Stored records:
+ + + + +
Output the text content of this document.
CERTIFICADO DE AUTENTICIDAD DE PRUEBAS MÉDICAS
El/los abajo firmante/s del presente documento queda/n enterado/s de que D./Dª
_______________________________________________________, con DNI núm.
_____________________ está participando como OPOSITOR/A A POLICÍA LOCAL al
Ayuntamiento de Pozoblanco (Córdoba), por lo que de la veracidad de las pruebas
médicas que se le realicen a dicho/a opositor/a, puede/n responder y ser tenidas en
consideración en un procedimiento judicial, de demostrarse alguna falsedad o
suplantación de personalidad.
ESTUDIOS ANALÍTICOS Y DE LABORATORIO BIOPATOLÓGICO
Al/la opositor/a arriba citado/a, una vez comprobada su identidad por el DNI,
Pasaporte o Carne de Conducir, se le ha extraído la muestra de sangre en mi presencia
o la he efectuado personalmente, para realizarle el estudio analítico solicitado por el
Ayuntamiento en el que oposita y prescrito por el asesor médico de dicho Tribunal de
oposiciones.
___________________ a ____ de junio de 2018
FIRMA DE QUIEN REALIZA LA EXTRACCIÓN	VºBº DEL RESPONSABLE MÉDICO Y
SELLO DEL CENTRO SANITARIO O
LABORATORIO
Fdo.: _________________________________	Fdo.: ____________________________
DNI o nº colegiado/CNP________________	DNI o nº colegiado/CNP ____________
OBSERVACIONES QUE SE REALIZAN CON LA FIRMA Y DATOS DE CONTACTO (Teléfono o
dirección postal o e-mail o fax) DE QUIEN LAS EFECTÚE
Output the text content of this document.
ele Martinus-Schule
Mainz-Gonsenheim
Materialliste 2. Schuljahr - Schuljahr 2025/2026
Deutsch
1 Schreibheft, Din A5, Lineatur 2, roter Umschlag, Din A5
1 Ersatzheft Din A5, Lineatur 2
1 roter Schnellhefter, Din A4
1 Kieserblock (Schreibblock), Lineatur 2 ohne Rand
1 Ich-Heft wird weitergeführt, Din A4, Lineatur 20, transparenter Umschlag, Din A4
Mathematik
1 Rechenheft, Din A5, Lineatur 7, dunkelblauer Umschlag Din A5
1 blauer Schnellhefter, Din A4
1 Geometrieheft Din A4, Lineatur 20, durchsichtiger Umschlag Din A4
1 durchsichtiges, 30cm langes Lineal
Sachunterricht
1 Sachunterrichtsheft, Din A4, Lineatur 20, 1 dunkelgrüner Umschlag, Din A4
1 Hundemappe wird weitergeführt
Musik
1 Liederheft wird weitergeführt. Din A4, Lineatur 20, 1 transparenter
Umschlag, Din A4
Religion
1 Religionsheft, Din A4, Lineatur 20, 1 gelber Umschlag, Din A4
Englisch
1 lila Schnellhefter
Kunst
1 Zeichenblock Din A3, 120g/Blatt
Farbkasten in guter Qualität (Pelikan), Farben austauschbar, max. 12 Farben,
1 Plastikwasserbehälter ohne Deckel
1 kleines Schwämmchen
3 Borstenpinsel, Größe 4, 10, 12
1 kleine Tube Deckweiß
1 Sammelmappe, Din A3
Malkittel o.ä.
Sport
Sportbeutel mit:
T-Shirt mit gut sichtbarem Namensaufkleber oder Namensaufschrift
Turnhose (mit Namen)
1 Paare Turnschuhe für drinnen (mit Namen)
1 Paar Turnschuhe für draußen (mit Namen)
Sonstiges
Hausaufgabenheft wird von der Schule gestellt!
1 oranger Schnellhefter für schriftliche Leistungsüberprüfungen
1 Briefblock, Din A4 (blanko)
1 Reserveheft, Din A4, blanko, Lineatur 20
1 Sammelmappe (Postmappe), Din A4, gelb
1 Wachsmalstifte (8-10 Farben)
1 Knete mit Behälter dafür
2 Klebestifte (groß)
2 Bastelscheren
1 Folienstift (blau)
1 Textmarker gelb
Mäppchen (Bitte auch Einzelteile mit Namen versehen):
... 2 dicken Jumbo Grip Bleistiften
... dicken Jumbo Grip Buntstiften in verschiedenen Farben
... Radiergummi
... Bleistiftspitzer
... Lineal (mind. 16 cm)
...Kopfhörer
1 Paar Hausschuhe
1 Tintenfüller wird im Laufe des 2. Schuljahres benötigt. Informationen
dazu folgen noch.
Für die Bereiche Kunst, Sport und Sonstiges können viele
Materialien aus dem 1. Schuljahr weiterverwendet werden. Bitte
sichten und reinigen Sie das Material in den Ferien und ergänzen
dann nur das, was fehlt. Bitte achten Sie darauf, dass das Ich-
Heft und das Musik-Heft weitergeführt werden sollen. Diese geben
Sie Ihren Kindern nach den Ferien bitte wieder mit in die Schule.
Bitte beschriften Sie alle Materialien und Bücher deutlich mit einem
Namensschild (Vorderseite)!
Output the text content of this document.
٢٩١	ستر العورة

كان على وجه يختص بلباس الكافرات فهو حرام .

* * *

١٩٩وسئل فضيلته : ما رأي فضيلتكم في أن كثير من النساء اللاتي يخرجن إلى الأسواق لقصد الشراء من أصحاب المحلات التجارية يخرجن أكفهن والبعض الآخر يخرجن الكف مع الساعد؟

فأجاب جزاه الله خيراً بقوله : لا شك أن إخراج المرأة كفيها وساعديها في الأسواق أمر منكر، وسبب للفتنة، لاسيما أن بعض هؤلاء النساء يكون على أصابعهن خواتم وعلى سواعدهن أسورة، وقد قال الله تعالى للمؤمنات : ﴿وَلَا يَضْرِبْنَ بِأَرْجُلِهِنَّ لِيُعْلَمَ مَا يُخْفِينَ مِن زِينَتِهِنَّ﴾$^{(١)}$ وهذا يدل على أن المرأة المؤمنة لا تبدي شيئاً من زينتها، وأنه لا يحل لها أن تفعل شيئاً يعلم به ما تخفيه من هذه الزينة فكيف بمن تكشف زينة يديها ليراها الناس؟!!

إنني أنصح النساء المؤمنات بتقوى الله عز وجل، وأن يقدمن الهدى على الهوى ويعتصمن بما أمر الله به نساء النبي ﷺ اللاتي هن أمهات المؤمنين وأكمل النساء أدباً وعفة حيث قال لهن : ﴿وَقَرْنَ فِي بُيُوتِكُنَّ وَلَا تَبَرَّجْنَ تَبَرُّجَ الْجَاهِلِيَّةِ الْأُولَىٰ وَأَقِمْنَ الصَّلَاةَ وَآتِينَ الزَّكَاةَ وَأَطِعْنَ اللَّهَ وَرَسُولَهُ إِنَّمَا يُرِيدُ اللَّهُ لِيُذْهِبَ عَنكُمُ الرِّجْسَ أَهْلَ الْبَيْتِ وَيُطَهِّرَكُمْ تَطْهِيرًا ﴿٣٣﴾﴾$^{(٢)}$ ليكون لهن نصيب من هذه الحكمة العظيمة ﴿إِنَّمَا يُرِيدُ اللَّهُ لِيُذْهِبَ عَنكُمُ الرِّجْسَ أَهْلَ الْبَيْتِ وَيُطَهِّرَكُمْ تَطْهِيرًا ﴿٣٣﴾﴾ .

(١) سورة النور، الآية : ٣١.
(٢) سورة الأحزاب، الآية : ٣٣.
+ + + + +
YOUR INSTRUCTIONS.
Look through the entries above and count each line holding "Ayuntamiento"; report the count alone.

TASK OUTPUT.
2